* Task to carry out
Could you rewrite every line of the material below as a numbered list, skipping blank lines and leaving out the pictures?
** begin Supplied entries **
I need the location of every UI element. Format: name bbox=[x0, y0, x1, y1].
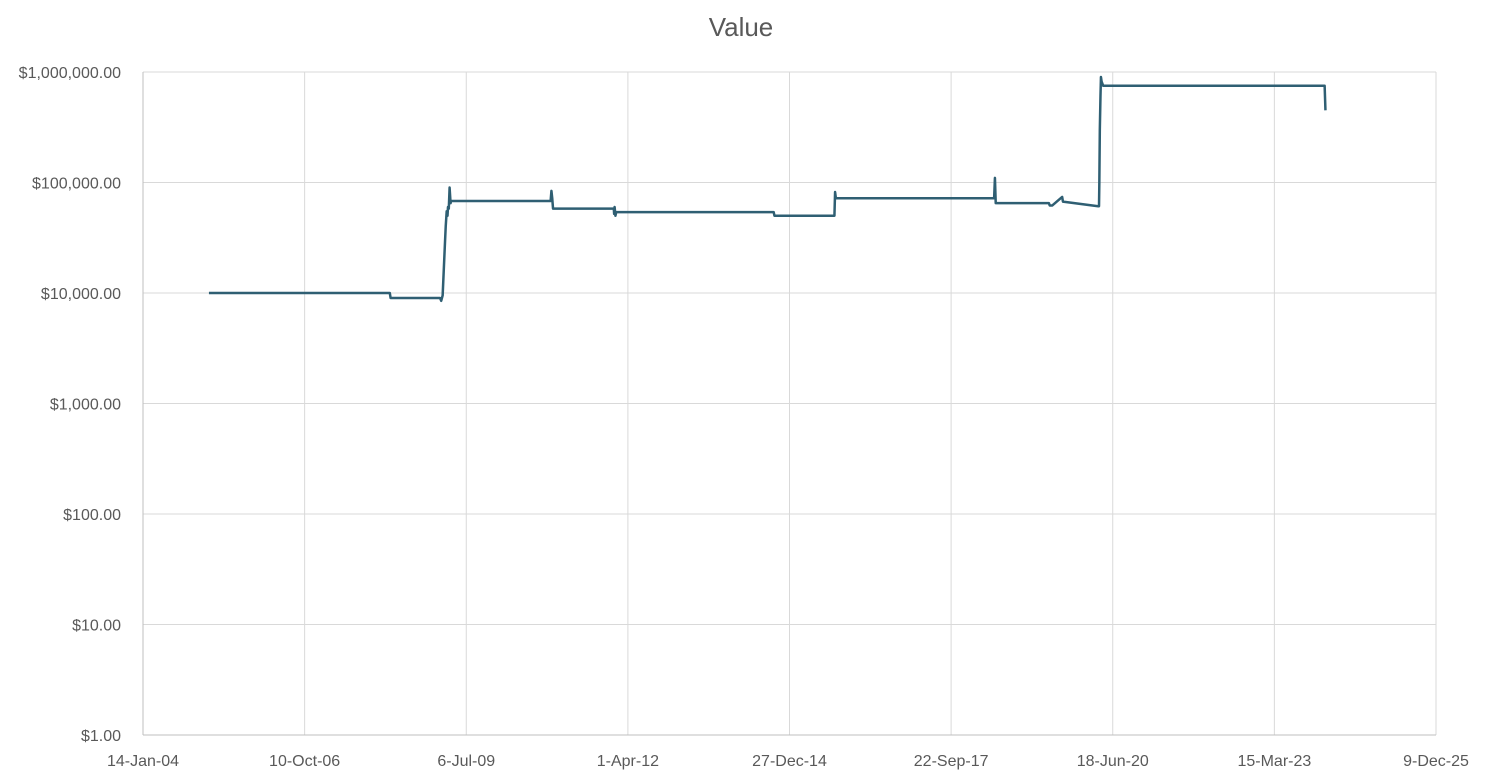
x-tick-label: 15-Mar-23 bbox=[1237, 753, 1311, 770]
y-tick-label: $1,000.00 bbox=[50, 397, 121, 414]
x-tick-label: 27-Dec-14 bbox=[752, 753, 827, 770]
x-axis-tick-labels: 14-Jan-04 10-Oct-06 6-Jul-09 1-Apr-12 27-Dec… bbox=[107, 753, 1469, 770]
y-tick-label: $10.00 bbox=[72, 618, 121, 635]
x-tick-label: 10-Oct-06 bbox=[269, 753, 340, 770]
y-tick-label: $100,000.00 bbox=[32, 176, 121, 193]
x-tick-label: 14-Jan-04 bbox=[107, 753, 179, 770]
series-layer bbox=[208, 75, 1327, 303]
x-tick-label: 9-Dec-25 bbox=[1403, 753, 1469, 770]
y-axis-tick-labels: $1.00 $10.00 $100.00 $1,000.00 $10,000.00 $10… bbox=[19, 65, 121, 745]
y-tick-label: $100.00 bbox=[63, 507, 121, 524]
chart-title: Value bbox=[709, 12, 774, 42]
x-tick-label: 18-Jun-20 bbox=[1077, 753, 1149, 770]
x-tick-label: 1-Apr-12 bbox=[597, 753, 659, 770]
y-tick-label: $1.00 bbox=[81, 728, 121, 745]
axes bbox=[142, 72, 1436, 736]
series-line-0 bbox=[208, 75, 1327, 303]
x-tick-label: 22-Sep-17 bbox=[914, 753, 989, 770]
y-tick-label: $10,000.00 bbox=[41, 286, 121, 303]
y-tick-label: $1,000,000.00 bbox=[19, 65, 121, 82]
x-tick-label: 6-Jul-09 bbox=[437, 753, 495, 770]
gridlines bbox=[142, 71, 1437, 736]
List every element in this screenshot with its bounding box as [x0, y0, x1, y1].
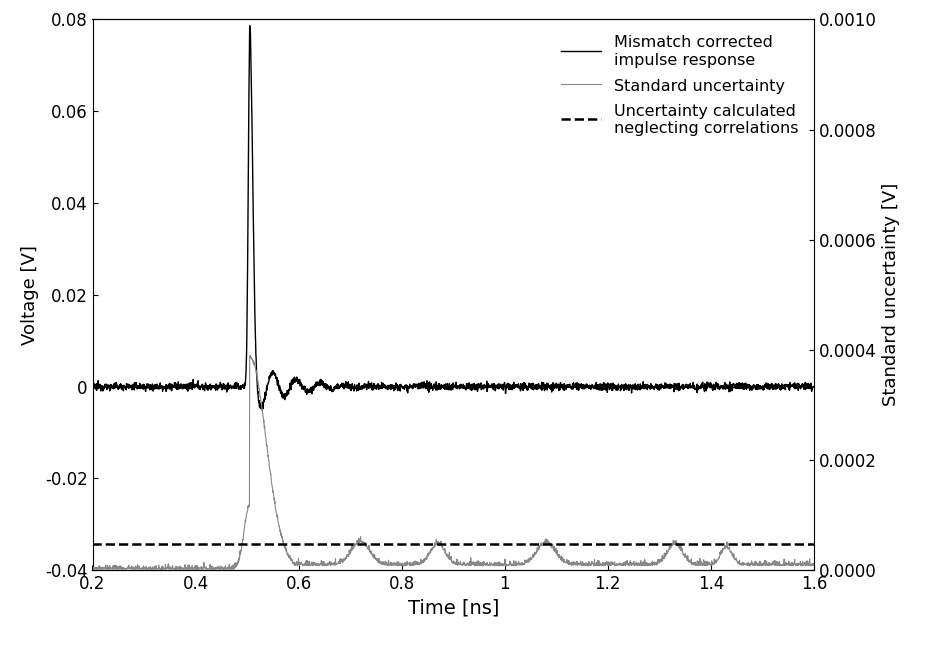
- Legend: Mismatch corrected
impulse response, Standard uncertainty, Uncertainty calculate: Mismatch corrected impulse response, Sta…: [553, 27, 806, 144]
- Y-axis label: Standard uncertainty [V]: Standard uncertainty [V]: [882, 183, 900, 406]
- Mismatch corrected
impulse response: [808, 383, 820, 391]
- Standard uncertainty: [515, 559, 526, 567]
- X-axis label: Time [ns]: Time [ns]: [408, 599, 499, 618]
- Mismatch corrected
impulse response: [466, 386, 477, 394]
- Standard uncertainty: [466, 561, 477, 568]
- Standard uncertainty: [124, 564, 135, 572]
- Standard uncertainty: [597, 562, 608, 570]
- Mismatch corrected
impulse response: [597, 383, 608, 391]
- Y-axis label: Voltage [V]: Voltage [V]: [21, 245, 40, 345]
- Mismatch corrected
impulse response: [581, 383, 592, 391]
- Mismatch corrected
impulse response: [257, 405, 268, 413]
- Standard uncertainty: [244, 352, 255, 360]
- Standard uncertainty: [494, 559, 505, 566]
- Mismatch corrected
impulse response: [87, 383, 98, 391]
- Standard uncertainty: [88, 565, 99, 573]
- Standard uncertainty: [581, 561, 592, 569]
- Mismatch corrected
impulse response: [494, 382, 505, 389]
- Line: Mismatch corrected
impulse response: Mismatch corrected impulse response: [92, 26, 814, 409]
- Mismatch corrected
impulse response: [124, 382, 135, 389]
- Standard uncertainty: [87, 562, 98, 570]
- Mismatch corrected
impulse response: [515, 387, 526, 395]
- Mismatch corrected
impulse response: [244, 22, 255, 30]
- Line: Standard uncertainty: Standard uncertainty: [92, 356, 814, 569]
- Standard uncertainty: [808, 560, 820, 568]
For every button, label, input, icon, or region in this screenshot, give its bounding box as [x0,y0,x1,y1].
** end Supplied entries **
* Result for this task
1. I need the location of every UI element. Format: name bbox=[x0, y0, x1, y1].
2. x-tick-label: 15-Mar-23 bbox=[1237, 753, 1311, 770]
3. y-tick-label: $1,000.00 bbox=[50, 397, 121, 414]
4. x-tick-label: 27-Dec-14 bbox=[752, 753, 827, 770]
5. x-axis-tick-labels: 14-Jan-04 10-Oct-06 6-Jul-09 1-Apr-12 27-Dec… bbox=[107, 753, 1469, 770]
6. y-tick-label: $10.00 bbox=[72, 618, 121, 635]
7. x-tick-label: 10-Oct-06 bbox=[269, 753, 340, 770]
8. y-tick-label: $100,000.00 bbox=[32, 176, 121, 193]
9. x-tick-label: 14-Jan-04 bbox=[107, 753, 179, 770]
10. series-layer bbox=[208, 75, 1327, 303]
11. x-tick-label: 9-Dec-25 bbox=[1403, 753, 1469, 770]
12. y-axis-tick-labels: $1.00 $10.00 $100.00 $1,000.00 $10,000.00 $10… bbox=[19, 65, 121, 745]
13. y-tick-label: $100.00 bbox=[63, 507, 121, 524]
14. chart-title: Value bbox=[709, 12, 774, 42]
15. x-tick-label: 18-Jun-20 bbox=[1077, 753, 1149, 770]
16. x-tick-label: 1-Apr-12 bbox=[597, 753, 659, 770]
17. y-tick-label: $1.00 bbox=[81, 728, 121, 745]
18. axes bbox=[142, 72, 1436, 736]
19. series-line-0 bbox=[208, 75, 1327, 303]
20. x-tick-label: 22-Sep-17 bbox=[914, 753, 989, 770]
21. y-tick-label: $10,000.00 bbox=[41, 286, 121, 303]
22. y-tick-label: $1,000,000.00 bbox=[19, 65, 121, 82]
23. x-tick-label: 6-Jul-09 bbox=[437, 753, 495, 770]
24. gridlines bbox=[142, 71, 1437, 736]
25. List every element in this screenshot with its bounding box as [x0, y0, x1, y1].
26. - Legend: Mismatch corrected
27. impulse response, Standard uncertainty, Uncertainty calculate: Mismatch corrected impulse response, Sta…: [553, 27, 806, 144]
28. - Y-axis label: Standard uncertainty [V]: Standard uncertainty [V]: [882, 183, 900, 406]
29. - Mismatch corrected
30. impulse response: [808, 383, 820, 391]
31. - Standard uncertainty: [515, 559, 526, 567]
32. - X-axis label: Time [ns]: Time [ns]: [408, 599, 499, 618]
33. - Mismatch corrected
34. impulse response: [466, 386, 477, 394]
35. - Standard uncertainty: [466, 561, 477, 568]
36. - Standard uncertainty: [124, 564, 135, 572]
37. - Standard uncertainty: [597, 562, 608, 570]
38. - Mismatch corrected
39. impulse response: [597, 383, 608, 391]
40. - Y-axis label: Voltage [V]: Voltage [V]: [21, 245, 40, 345]
41. - Mismatch corrected
42. impulse response: [581, 383, 592, 391]
43. - Mismatch corrected
44. impulse response: [257, 405, 268, 413]
45. - Standard uncertainty: [244, 352, 255, 360]
46. - Standard uncertainty: [494, 559, 505, 566]
47. - Mismatch corrected
48. impulse response: [87, 383, 98, 391]
49. - Standard uncertainty: [88, 565, 99, 573]
50. - Standard uncertainty: [581, 561, 592, 569]
51. - Mismatch corrected
52. impulse response: [494, 382, 505, 389]
53. - Line: Mismatch corrected
54. impulse response: Mismatch corrected impulse response: [92, 26, 814, 409]
55. - Mismatch corrected
56. impulse response: [124, 382, 135, 389]
57. - Standard uncertainty: [87, 562, 98, 570]
58. - Mismatch corrected
59. impulse response: [515, 387, 526, 395]
60. - Mismatch corrected
61. impulse response: [244, 22, 255, 30]
62. - Line: Standard uncertainty: Standard uncertainty: [92, 356, 814, 569]
63. - Standard uncertainty: [808, 560, 820, 568]
64. For every button, label, input, icon, or region in this screenshot, give its bounding box as [x0,y0,x1,y1].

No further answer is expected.